WORK REQUIRED: Of the lines below, count those containing the word "edycję". Reply with the number alone.

Saved entries
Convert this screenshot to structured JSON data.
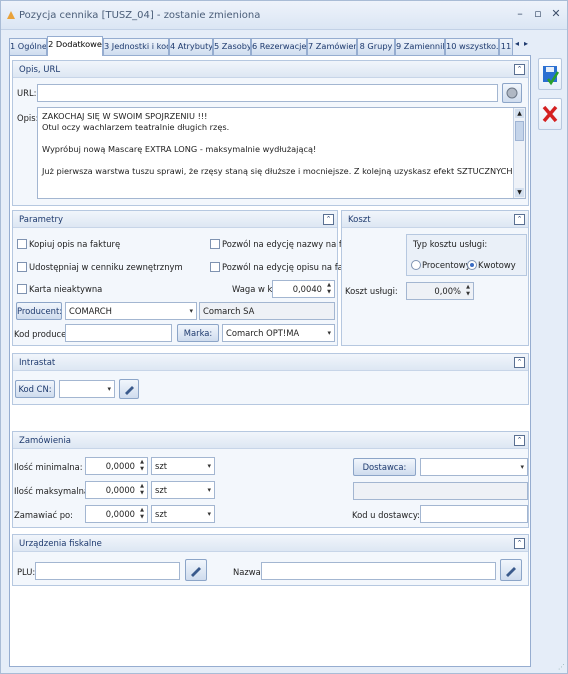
{
  "window": {
    "title": "Pozycja cennika [TUSZ_04] - zostanie zmieniona",
    "minimize": "–",
    "restore": "▫",
    "close": "✕"
  },
  "tabs": [
    "1 Ogólne",
    "2 Dodatkowe",
    "3 Jednostki i kody",
    "4 Atrybuty",
    "5 Zasoby",
    "6 Rezerwacje",
    "7 Zamówienia",
    "8 Grupy",
    "9 Zamienniki",
    "10 wszystko.pl",
    "11"
  ],
  "tab_nav": {
    "left": "◂",
    "right": "▸"
  },
  "opis_url": {
    "header": "Opis, URL",
    "url_label": "URL:",
    "url_value": "",
    "opis_label": "Opis:",
    "opis_lines": [
      "ZAKOCHAJ SIĘ W SWOIM SPOJRZENIU !!!",
      "Otul oczy wachlarzem teatralnie długich rzęs.",
      "",
      "Wypróbuj nową Mascarę EXTRA LONG - maksymalnie wydłużającą!",
      "",
      "Już pierwsza warstwa tuszu sprawi, że rzęsy staną się dłuższe i mocniejsze. Z kolejną uzyskasz efekt SZTUCZNYCH RZĘS!"
    ]
  },
  "parametry": {
    "header": "Parametry",
    "kopiuj": "Kopiuj opis na fakturę",
    "udostepniaj": "Udostępniaj w cenniku zewnętrznym",
    "karta": "Karta nieaktywna",
    "pozwol_nazwa": "Pozwól na edycję nazwy na fakturze",
    "pozwol_opis": "Pozwól na edycję opisu na fakturze",
    "waga_label": "Waga w kg:",
    "waga_value": "0,0040",
    "producent_btn": "Producent:",
    "producent_value": "COMARCH",
    "producent_name": "Comarch SA",
    "kod_producenta_label": "Kod producenta",
    "kod_producenta_value": "",
    "marka_btn": "Marka:",
    "marka_value": "Comarch OPT!MA"
  },
  "koszt": {
    "header": "Koszt",
    "typ_label": "Typ kosztu usługi:",
    "procentowy": "Procentowy",
    "kwotowy": "Kwotowy",
    "koszt_uslugi_label": "Koszt usługi:",
    "koszt_uslugi_value": "0,00%"
  },
  "intrastat": {
    "header": "Intrastat",
    "kod_cn_btn": "Kod CN:",
    "kod_cn_value": ""
  },
  "zamowienia": {
    "header": "Zamówienia",
    "min_label": "Ilość minimalna:",
    "min_value": "0,0000",
    "min_unit": "szt",
    "max_label": "Ilość maksymalna:",
    "max_value": "0,0000",
    "max_unit": "szt",
    "po_label": "Zamawiać po:",
    "po_value": "0,0000",
    "po_unit": "szt",
    "dostawca_btn": "Dostawca:",
    "dostawca_value": "",
    "kod_dostawcy_label": "Kod u dostawcy:",
    "kod_dostawcy_value": ""
  },
  "fiskalne": {
    "header": "Urządzenia fiskalne",
    "plu_label": "PLU:",
    "plu_value": "",
    "nazwa_label": "Nazwa:",
    "nazwa_value": ""
  },
  "colors": {
    "accent": "#1e3a6e",
    "save": "#2a6fd1",
    "cancel": "#d42020"
  }
}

FINISHED ANSWER: 2